_GIVEN PROBLEM_.
Say how many lines in the data below contain the word "document", and give no other text.

_Data entries_.

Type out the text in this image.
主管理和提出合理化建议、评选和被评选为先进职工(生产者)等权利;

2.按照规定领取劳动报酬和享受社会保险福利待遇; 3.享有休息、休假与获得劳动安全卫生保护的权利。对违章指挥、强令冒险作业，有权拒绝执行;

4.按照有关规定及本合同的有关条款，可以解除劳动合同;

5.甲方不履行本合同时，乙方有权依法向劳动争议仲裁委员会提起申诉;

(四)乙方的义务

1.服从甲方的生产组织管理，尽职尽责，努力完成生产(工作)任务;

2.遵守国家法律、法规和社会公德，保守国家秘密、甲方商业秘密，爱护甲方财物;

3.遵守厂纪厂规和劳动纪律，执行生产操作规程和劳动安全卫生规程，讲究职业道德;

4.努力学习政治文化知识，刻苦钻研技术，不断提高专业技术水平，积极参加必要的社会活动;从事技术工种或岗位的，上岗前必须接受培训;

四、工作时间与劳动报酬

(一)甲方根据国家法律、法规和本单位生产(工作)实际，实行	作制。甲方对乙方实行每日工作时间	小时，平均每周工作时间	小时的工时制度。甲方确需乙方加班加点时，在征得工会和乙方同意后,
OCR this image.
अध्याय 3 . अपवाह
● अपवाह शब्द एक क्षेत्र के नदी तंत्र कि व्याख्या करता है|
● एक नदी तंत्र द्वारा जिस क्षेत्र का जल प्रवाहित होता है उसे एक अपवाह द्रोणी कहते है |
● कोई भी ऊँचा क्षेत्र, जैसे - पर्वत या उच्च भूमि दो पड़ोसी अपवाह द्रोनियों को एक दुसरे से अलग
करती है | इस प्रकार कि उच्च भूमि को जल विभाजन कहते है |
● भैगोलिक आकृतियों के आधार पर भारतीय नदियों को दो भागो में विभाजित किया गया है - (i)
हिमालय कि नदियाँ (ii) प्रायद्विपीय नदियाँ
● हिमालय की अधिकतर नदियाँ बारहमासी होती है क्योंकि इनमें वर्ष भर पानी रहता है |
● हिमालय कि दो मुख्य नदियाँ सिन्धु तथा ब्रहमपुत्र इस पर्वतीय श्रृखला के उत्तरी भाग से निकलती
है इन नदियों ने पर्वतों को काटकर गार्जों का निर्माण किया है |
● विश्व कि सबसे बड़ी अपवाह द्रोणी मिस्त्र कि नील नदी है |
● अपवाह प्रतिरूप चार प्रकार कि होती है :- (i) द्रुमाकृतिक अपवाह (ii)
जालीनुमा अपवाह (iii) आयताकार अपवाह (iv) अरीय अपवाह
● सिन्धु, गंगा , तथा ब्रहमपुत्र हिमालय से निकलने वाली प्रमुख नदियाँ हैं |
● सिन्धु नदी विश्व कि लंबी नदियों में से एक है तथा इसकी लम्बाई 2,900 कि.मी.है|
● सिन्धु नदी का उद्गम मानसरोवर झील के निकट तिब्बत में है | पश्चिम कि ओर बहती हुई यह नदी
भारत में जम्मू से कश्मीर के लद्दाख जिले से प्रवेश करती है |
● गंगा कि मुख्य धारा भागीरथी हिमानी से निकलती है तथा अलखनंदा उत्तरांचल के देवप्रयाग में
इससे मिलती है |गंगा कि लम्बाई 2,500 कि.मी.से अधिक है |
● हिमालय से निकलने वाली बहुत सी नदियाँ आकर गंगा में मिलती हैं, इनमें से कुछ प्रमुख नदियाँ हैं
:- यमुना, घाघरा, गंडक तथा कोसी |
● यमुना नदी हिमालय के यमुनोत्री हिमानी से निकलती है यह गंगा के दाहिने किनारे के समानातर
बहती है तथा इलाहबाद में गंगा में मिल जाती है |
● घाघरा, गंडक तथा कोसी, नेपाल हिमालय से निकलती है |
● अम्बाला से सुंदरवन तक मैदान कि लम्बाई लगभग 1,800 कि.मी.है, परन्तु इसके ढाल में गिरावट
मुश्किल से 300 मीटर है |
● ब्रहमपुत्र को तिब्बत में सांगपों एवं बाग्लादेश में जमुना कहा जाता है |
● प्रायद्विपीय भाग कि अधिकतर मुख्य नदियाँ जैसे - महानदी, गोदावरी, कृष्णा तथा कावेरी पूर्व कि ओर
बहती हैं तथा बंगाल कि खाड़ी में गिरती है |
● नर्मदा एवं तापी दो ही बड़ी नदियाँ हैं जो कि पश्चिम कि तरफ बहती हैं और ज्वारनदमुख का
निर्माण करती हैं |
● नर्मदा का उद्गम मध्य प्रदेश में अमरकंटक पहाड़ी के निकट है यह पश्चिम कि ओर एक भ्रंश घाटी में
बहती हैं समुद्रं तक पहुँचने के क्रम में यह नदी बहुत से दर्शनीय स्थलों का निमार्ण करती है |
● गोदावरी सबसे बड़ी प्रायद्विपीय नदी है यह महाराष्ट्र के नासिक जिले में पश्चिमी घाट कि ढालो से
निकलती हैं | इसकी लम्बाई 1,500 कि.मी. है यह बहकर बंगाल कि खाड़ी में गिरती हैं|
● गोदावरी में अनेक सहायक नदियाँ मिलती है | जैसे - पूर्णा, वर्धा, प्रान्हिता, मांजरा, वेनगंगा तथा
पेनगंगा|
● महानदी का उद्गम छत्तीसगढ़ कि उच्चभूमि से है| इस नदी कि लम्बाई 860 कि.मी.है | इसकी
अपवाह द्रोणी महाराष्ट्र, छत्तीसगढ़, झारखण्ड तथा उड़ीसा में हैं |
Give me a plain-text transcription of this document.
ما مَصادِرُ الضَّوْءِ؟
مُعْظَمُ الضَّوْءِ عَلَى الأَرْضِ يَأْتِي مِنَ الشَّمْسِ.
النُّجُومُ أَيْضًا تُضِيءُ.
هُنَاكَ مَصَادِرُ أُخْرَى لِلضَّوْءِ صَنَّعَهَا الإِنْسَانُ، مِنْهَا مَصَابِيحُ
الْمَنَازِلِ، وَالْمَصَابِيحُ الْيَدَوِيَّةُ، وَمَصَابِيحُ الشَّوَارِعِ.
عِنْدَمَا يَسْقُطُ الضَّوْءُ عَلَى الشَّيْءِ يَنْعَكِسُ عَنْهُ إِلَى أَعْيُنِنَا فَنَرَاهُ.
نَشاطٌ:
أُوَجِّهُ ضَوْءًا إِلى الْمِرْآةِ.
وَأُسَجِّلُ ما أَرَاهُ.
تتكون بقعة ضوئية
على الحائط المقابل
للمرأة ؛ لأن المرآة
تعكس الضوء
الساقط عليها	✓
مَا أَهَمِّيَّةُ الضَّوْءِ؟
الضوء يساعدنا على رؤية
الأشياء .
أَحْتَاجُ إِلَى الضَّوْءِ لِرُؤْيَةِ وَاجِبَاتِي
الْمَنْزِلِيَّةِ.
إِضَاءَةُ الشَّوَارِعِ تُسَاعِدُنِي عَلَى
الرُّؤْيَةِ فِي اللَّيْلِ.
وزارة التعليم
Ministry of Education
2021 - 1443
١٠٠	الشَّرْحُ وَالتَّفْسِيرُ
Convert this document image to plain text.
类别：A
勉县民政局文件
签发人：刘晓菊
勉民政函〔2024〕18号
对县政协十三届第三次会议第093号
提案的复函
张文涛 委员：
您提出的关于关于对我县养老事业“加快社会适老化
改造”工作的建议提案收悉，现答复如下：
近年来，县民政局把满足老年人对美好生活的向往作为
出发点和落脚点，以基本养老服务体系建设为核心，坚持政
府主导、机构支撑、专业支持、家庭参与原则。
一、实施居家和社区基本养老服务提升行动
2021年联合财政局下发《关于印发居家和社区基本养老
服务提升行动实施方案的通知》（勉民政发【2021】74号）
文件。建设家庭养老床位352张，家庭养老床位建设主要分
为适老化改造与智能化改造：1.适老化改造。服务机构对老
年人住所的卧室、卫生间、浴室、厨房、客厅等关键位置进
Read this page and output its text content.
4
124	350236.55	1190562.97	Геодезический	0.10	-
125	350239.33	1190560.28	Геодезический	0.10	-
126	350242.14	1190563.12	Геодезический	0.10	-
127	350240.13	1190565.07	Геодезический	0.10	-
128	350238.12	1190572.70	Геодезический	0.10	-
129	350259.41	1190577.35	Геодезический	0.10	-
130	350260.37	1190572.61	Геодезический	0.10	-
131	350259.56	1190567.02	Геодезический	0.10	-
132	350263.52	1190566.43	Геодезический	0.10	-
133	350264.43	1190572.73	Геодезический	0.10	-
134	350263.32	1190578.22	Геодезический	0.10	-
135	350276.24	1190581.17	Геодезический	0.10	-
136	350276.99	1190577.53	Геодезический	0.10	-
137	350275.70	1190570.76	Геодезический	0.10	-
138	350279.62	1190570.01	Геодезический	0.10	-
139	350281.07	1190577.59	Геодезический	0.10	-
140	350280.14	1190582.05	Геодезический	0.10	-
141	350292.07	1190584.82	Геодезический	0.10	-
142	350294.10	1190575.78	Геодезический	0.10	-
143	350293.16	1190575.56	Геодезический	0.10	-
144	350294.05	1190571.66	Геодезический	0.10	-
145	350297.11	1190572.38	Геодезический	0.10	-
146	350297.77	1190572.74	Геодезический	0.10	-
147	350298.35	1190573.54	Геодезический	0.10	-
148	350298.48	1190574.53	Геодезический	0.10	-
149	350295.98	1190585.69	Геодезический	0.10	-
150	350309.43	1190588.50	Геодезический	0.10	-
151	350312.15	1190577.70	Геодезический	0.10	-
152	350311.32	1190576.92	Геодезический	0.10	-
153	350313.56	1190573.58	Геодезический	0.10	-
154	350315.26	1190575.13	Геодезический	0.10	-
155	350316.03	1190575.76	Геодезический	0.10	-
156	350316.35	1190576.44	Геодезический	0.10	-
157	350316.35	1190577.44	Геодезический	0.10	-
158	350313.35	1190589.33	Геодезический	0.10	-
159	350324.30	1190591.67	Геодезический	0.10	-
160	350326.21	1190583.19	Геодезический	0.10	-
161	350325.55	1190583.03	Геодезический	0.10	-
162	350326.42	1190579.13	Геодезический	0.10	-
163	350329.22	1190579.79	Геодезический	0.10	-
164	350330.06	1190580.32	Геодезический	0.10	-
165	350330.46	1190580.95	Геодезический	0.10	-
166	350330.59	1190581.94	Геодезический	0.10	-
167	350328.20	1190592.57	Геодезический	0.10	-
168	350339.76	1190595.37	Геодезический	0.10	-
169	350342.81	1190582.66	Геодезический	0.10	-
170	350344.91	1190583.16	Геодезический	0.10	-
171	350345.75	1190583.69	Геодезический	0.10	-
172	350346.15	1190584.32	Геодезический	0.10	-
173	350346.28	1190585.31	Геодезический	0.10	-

_TASK OUTPUT_.
2